What to do » Please write out the material below again, replacing "legend-marker" with "legend-swatch" wherever it occurs and leaving everything else unchanged.

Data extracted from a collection
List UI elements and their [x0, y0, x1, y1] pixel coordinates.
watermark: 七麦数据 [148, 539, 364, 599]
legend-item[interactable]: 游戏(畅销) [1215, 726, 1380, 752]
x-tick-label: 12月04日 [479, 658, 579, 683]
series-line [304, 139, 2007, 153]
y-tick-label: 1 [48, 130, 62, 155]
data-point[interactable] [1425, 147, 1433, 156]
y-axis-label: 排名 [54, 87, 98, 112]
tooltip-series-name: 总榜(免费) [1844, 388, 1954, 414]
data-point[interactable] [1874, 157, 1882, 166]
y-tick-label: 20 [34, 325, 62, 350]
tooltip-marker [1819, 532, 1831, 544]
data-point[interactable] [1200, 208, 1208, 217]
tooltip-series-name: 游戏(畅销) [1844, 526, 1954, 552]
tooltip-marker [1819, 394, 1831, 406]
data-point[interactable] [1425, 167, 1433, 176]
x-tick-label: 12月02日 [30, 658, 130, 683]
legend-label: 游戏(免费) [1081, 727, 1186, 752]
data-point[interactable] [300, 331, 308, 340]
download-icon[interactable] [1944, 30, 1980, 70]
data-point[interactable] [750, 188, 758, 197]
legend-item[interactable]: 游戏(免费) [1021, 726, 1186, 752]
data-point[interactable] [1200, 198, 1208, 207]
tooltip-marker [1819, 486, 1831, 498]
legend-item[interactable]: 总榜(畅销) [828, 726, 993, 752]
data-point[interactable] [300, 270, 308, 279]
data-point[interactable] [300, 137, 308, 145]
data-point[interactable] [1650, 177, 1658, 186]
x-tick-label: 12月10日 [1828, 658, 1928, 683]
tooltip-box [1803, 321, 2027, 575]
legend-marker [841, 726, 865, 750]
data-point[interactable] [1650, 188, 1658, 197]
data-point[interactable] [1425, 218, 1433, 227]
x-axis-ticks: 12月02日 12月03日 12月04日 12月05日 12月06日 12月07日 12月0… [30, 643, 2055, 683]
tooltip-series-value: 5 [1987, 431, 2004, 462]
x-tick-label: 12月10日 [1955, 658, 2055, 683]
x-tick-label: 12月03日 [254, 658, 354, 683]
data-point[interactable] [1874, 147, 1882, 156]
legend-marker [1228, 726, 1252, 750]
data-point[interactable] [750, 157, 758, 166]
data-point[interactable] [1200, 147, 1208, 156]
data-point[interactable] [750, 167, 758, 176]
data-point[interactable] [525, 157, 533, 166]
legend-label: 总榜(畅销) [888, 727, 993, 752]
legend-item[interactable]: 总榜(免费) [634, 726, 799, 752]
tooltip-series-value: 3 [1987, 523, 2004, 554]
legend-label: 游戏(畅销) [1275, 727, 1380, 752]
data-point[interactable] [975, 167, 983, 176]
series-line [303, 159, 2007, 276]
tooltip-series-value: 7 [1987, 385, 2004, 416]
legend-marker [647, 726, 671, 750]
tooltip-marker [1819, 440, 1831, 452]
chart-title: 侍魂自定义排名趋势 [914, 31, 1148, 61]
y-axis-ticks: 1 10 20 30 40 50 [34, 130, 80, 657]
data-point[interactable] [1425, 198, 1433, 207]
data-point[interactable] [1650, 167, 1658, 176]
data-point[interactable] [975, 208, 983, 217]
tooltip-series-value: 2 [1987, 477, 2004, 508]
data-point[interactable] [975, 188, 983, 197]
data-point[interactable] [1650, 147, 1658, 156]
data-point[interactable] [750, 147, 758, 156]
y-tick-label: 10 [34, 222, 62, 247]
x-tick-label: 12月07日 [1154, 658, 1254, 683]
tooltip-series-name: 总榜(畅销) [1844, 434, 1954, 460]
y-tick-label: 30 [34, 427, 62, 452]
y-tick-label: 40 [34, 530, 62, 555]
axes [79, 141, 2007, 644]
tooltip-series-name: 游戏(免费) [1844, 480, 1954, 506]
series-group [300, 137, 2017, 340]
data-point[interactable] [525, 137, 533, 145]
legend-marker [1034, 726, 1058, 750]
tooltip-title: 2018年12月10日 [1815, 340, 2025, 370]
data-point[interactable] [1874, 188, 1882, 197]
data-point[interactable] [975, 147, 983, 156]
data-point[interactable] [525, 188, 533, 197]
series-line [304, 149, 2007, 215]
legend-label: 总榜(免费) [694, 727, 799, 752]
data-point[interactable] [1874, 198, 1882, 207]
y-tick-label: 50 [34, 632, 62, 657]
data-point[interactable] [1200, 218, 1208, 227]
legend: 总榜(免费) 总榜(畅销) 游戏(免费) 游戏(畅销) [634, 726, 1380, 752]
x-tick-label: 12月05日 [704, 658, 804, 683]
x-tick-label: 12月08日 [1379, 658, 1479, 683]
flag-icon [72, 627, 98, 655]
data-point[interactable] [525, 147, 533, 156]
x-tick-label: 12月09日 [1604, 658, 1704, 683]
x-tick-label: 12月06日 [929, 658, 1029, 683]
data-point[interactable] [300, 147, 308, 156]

Task result »
List UI elements and their [x0, y0, x1, y1] pixel coordinates.
watermark: 七麦数据 [148, 539, 364, 599]
legend-item[interactable]: 游戏(畅销) [1215, 726, 1380, 752]
x-tick-label: 12月04日 [479, 658, 579, 683]
series-line [304, 139, 2007, 153]
y-tick-label: 1 [48, 130, 62, 155]
data-point[interactable] [1425, 147, 1433, 156]
y-axis-label: 排名 [54, 87, 98, 112]
tooltip-series-name: 总榜(免费) [1844, 388, 1954, 414]
data-point[interactable] [1874, 157, 1882, 166]
y-tick-label: 20 [34, 325, 62, 350]
tooltip-marker [1819, 532, 1831, 544]
data-point[interactable] [1200, 208, 1208, 217]
tooltip-series-name: 游戏(畅销) [1844, 526, 1954, 552]
tooltip-marker [1819, 394, 1831, 406]
data-point[interactable] [1425, 167, 1433, 176]
x-tick-label: 12月02日 [30, 658, 130, 683]
legend-label: 游戏(免费) [1081, 727, 1186, 752]
data-point[interactable] [300, 331, 308, 340]
download-icon[interactable] [1944, 30, 1980, 70]
data-point[interactable] [750, 188, 758, 197]
legend-item[interactable]: 游戏(免费) [1021, 726, 1186, 752]
data-point[interactable] [1200, 198, 1208, 207]
tooltip-marker [1819, 486, 1831, 498]
legend-item[interactable]: 总榜(畅销) [828, 726, 993, 752]
data-point[interactable] [300, 270, 308, 279]
data-point[interactable] [300, 137, 308, 145]
data-point[interactable] [1650, 177, 1658, 186]
x-tick-label: 12月10日 [1828, 658, 1928, 683]
tooltip-box [1803, 321, 2027, 575]
legend-swatch [841, 726, 865, 750]
data-point[interactable] [1650, 188, 1658, 197]
data-point[interactable] [1425, 218, 1433, 227]
x-axis-ticks: 12月02日 12月03日 12月04日 12月05日 12月06日 12月07日 12月0… [30, 643, 2055, 683]
tooltip-series-value: 5 [1987, 431, 2004, 462]
x-tick-label: 12月10日 [1955, 658, 2055, 683]
x-tick-label: 12月03日 [254, 658, 354, 683]
data-point[interactable] [1874, 147, 1882, 156]
legend-swatch [1228, 726, 1252, 750]
data-point[interactable] [750, 157, 758, 166]
data-point[interactable] [1200, 147, 1208, 156]
data-point[interactable] [750, 167, 758, 176]
data-point[interactable] [525, 157, 533, 166]
legend-label: 总榜(畅销) [888, 727, 993, 752]
legend-item[interactable]: 总榜(免费) [634, 726, 799, 752]
tooltip-series-value: 3 [1987, 523, 2004, 554]
legend-label: 游戏(畅销) [1275, 727, 1380, 752]
data-point[interactable] [975, 167, 983, 176]
series-line [303, 159, 2007, 276]
tooltip-series-value: 7 [1987, 385, 2004, 416]
legend-swatch [647, 726, 671, 750]
tooltip-marker [1819, 440, 1831, 452]
chart-title: 侍魂自定义排名趋势 [914, 31, 1148, 61]
y-axis-ticks: 1 10 20 30 40 50 [34, 130, 80, 657]
data-point[interactable] [1425, 198, 1433, 207]
data-point[interactable] [1650, 167, 1658, 176]
data-point[interactable] [975, 208, 983, 217]
tooltip-series-value: 2 [1987, 477, 2004, 508]
data-point[interactable] [975, 188, 983, 197]
data-point[interactable] [1650, 147, 1658, 156]
data-point[interactable] [750, 147, 758, 156]
y-tick-label: 10 [34, 222, 62, 247]
x-tick-label: 12月07日 [1154, 658, 1254, 683]
tooltip-series-name: 总榜(畅销) [1844, 434, 1954, 460]
y-tick-label: 30 [34, 427, 62, 452]
y-tick-label: 40 [34, 530, 62, 555]
axes [79, 141, 2007, 644]
tooltip-series-name: 游戏(免费) [1844, 480, 1954, 506]
series-group [300, 137, 2017, 340]
data-point[interactable] [525, 137, 533, 145]
legend-swatch [1034, 726, 1058, 750]
tooltip-title: 2018年12月10日 [1815, 340, 2025, 370]
data-point[interactable] [1874, 188, 1882, 197]
data-point[interactable] [975, 147, 983, 156]
data-point[interactable] [525, 188, 533, 197]
series-line [304, 149, 2007, 215]
legend-label: 总榜(免费) [694, 727, 799, 752]
data-point[interactable] [1874, 198, 1882, 207]
y-tick-label: 50 [34, 632, 62, 657]
data-point[interactable] [1200, 218, 1208, 227]
legend: 总榜(免费) 总榜(畅销) 游戏(免费) 游戏(畅销) [634, 726, 1380, 752]
x-tick-label: 12月05日 [704, 658, 804, 683]
x-tick-label: 12月08日 [1379, 658, 1479, 683]
flag-icon [72, 627, 98, 655]
data-point[interactable] [525, 147, 533, 156]
x-tick-label: 12月09日 [1604, 658, 1704, 683]
x-tick-label: 12月06日 [929, 658, 1029, 683]
data-point[interactable] [300, 147, 308, 156]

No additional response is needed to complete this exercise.